■ REQUIRED WORK ■
Restate each line of the listing exactly, without carrying over any pictures.

[Saved data entries]
┌──
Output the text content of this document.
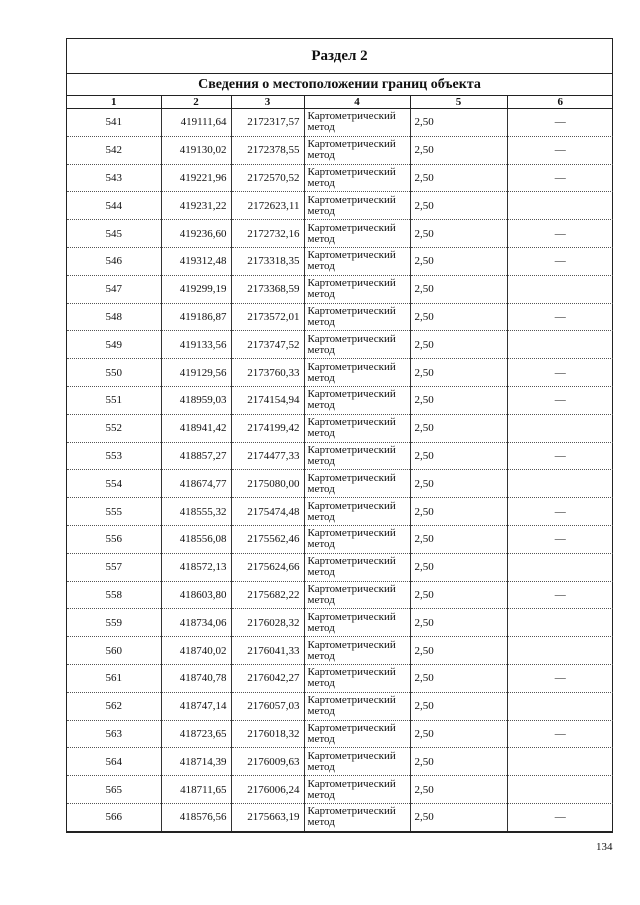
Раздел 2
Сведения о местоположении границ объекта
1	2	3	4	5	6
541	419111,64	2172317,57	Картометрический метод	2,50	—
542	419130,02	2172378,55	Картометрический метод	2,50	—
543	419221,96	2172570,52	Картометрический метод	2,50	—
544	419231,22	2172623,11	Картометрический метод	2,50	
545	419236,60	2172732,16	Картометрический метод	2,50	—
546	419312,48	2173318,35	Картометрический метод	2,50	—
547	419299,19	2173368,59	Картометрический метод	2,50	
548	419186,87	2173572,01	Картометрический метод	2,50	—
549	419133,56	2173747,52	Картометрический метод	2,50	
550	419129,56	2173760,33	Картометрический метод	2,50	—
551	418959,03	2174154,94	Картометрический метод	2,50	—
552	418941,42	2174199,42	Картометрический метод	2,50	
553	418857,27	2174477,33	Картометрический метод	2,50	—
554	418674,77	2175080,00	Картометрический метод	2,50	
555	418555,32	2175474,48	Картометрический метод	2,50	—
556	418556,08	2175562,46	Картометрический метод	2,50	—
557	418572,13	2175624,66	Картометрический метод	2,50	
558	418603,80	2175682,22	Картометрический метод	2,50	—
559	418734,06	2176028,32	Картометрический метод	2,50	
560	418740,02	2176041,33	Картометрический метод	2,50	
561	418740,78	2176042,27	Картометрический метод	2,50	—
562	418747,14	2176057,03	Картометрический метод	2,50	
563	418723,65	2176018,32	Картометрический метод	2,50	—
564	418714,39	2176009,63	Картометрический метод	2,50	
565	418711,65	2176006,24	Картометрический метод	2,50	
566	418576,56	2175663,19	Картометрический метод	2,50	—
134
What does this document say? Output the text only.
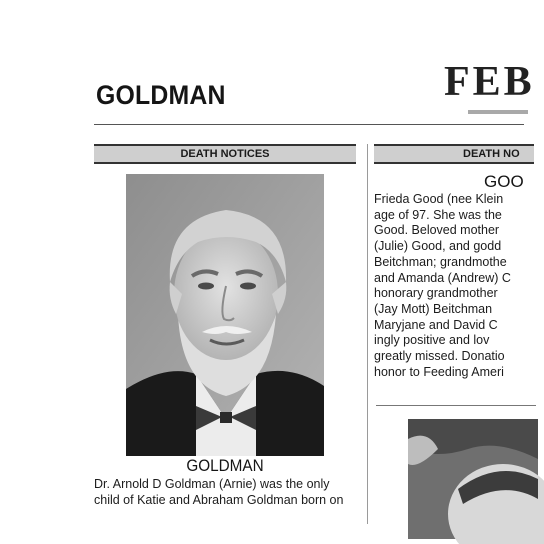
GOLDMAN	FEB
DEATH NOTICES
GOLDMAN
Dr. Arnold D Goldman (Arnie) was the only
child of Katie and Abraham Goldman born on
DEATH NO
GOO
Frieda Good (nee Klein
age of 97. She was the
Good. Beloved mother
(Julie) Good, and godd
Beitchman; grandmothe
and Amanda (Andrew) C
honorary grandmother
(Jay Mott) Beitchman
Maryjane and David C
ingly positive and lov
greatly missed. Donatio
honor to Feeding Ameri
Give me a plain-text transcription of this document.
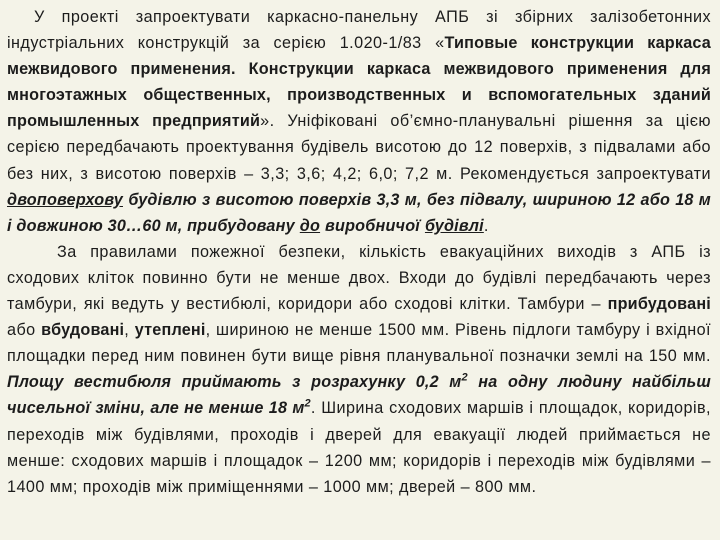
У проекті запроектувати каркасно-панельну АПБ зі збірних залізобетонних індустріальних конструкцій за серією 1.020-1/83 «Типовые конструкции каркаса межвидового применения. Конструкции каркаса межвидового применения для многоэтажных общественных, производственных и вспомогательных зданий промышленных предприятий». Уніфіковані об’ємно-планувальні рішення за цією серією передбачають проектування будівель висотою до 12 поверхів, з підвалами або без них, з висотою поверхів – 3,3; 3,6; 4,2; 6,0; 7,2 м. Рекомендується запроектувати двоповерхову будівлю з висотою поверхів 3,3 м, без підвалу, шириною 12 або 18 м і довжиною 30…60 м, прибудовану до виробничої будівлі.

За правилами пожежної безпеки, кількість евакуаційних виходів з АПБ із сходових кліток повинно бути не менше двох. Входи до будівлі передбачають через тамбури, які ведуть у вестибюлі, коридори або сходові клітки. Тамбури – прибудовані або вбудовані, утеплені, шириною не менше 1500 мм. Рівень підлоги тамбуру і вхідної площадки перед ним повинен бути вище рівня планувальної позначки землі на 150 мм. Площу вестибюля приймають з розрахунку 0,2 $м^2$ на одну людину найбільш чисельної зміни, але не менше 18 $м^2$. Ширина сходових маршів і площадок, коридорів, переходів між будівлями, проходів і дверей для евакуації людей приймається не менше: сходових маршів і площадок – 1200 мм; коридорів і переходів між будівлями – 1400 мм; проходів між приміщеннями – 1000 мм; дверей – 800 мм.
└──
■ REPLY ■
Output the text content of this document.
Раздел 2
Сведения о местоположении границ объекта
1	2	3	4	5	6
541	419111,64	2172317,57	Картометрический метод	2,50	—
542	419130,02	2172378,55	Картометрический метод	2,50	—
543	419221,96	2172570,52	Картометрический метод	2,50	—
544	419231,22	2172623,11	Картометрический метод	2,50	
545	419236,60	2172732,16	Картометрический метод	2,50	—
546	419312,48	2173318,35	Картометрический метод	2,50	—
547	419299,19	2173368,59	Картометрический метод	2,50	
548	419186,87	2173572,01	Картометрический метод	2,50	—
549	419133,56	2173747,52	Картометрический метод	2,50	
550	419129,56	2173760,33	Картометрический метод	2,50	—
551	418959,03	2174154,94	Картометрический метод	2,50	—
552	418941,42	2174199,42	Картометрический метод	2,50	
553	418857,27	2174477,33	Картометрический метод	2,50	—
554	418674,77	2175080,00	Картометрический метод	2,50	
555	418555,32	2175474,48	Картометрический метод	2,50	—
556	418556,08	2175562,46	Картометрический метод	2,50	—
557	418572,13	2175624,66	Картометрический метод	2,50	
558	418603,80	2175682,22	Картометрический метод	2,50	—
559	418734,06	2176028,32	Картометрический метод	2,50	
560	418740,02	2176041,33	Картометрический метод	2,50	
561	418740,78	2176042,27	Картометрический метод	2,50	—
562	418747,14	2176057,03	Картометрический метод	2,50	
563	418723,65	2176018,32	Картометрический метод	2,50	—
564	418714,39	2176009,63	Картометрический метод	2,50	
565	418711,65	2176006,24	Картометрический метод	2,50	
566	418576,56	2175663,19	Картометрический метод	2,50	—
134
What does this document say? Output the text only.
GOLDMAN	FEB
DEATH NOTICES
GOLDMAN
Dr. Arnold D Goldman (Arnie) was the only
child of Katie and Abraham Goldman born on
DEATH NO
GOO
Frieda Good (nee Klein
age of 97. She was the
Good. Beloved mother
(Julie) Good, and godd
Beitchman; grandmothe
and Amanda (Andrew) C
honorary grandmother
(Jay Mott) Beitchman
Maryjane and David C
ingly positive and lov
greatly missed. Donatio
honor to Feeding Ameri
Give me a plain-text transcription of this document.
У проекті запроектувати каркасно-панельну АПБ зі збірних залізобетонних індустріальних конструкцій за серією 1.020-1/83 «Типовые конструкции каркаса межвидового применения. Конструкции каркаса межвидового применения для многоэтажных общественных, производственных и вспомогательных зданий промышленных предприятий». Уніфіковані об’ємно-планувальні рішення за цією серією передбачають проектування будівель висотою до 12 поверхів, з підвалами або без них, з висотою поверхів – 3,3; 3,6; 4,2; 6,0; 7,2 м. Рекомендується запроектувати двоповерхову будівлю з висотою поверхів 3,3 м, без підвалу, шириною 12 або 18 м і довжиною 30…60 м, прибудовану до виробничої будівлі.

За правилами пожежної безпеки, кількість евакуаційних виходів з АПБ із сходових кліток повинно бути не менше двох. Входи до будівлі передбачають через тамбури, які ведуть у вестибюлі, коридори або сходові клітки. Тамбури – прибудовані або вбудовані, утеплені, шириною не менше 1500 мм. Рівень підлоги тамбуру і вхідної площадки перед ним повинен бути вище рівня планувальної позначки землі на 150 мм. Площу вестибюля приймають з розрахунку 0,2 $м^2$ на одну людину найбільш чисельної зміни, але не менше 18 $м^2$. Ширина сходових маршів і площадок, коридорів, переходів між будівлями, проходів і дверей для евакуації людей приймається не менше: сходових маршів і площадок – 1200 мм; коридорів і переходів між будівлями – 1400 мм; проходів між приміщеннями – 1000 мм; дверей – 800 мм.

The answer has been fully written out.